→ **EXERCISE TASK**
Return every line below in which "object" appears.

##############################

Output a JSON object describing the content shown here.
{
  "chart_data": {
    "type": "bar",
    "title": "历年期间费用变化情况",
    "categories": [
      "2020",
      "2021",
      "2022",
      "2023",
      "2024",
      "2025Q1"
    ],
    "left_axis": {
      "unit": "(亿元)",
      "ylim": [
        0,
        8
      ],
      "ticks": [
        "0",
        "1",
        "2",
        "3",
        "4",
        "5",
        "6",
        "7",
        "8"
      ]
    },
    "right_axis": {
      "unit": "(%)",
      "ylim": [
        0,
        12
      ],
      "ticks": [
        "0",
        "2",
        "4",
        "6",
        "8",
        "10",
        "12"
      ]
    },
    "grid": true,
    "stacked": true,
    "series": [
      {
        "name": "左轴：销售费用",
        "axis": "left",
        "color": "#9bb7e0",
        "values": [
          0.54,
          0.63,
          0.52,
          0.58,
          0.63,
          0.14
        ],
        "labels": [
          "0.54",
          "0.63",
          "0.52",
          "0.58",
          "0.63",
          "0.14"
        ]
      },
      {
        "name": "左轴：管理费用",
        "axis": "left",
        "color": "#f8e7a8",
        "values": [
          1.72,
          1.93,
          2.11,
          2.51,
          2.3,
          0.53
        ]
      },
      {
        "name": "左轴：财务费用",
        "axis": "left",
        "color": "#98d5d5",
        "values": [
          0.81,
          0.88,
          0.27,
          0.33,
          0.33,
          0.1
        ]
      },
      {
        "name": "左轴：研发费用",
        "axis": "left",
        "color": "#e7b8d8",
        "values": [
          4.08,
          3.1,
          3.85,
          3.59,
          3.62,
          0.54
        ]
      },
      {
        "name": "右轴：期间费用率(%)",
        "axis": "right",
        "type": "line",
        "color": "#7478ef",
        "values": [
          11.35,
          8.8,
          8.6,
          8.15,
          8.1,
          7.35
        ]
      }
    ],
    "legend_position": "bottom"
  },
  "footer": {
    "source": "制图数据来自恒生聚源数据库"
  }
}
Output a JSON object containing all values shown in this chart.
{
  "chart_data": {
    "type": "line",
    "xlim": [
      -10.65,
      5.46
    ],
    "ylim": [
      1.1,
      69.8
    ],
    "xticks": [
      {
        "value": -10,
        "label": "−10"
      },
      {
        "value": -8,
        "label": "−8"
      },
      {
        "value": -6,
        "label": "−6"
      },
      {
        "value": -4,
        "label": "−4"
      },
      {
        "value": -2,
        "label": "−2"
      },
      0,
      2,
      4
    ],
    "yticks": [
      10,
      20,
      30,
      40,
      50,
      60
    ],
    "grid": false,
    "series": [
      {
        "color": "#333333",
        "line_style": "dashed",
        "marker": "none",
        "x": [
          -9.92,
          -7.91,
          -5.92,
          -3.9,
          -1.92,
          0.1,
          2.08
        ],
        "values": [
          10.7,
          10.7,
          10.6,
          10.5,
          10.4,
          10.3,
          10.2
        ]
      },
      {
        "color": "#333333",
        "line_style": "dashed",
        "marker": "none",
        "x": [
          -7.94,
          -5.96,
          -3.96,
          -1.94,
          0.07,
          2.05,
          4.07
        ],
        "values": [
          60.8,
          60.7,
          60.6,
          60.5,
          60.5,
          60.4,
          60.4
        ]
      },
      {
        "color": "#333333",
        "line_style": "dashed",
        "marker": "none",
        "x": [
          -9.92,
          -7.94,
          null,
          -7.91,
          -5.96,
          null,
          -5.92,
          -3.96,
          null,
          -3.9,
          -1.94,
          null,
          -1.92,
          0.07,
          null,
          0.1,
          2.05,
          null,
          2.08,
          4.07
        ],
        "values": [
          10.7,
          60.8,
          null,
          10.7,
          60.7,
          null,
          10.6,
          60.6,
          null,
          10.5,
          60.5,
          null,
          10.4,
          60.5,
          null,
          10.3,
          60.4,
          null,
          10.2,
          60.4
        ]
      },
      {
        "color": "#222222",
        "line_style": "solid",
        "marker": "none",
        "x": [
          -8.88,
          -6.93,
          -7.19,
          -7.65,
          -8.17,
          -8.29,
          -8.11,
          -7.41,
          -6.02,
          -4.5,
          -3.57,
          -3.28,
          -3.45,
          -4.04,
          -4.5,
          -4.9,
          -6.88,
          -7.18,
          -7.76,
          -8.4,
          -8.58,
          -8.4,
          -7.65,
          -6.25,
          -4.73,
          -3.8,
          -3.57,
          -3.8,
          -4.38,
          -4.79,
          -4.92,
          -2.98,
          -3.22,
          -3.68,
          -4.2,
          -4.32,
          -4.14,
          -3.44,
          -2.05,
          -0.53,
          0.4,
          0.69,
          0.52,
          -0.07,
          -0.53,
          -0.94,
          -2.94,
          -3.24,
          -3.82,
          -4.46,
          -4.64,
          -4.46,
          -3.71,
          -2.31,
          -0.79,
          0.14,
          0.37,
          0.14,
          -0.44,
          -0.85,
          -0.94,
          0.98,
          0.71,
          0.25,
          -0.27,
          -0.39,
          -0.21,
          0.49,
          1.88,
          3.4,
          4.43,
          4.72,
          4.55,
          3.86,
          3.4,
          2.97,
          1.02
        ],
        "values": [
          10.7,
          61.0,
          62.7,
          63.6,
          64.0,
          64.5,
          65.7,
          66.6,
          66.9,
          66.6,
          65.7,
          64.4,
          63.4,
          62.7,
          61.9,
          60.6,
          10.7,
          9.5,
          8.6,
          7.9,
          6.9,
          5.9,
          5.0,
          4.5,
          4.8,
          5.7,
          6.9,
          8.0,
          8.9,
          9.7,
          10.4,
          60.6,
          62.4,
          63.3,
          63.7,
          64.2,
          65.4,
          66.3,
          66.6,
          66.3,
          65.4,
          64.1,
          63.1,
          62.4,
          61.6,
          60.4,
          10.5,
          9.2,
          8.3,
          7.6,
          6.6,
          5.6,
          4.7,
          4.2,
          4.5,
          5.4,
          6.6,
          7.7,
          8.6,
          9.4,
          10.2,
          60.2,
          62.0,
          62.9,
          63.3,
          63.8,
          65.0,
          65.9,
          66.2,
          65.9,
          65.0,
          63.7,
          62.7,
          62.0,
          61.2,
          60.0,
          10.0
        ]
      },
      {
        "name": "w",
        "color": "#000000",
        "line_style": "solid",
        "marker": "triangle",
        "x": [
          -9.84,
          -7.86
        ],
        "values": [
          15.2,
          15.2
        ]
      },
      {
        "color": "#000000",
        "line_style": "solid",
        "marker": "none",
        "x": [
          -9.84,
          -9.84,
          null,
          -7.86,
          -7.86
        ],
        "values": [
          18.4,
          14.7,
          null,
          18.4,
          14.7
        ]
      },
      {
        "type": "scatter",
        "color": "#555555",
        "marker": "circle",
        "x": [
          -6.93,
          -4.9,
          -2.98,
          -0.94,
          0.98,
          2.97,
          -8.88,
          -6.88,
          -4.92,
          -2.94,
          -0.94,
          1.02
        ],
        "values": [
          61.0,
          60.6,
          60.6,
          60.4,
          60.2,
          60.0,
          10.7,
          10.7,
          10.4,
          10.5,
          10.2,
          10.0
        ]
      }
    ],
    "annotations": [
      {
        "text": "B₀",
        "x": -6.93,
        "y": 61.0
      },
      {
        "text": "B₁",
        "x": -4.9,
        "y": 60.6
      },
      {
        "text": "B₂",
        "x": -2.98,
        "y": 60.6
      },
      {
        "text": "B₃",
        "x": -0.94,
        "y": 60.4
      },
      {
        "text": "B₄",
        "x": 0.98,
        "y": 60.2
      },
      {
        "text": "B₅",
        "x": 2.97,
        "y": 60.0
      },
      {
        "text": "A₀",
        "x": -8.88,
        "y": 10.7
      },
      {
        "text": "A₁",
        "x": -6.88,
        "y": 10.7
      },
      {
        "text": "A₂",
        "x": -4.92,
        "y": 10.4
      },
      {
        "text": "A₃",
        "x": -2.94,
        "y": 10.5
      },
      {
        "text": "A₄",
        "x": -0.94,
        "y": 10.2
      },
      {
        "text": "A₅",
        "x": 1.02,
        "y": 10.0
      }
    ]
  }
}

##############################

→ **PROBLEM SOLUTION**
Output a JSON object describing the content shown here.
Output a JSON object containing all values shown in this chart.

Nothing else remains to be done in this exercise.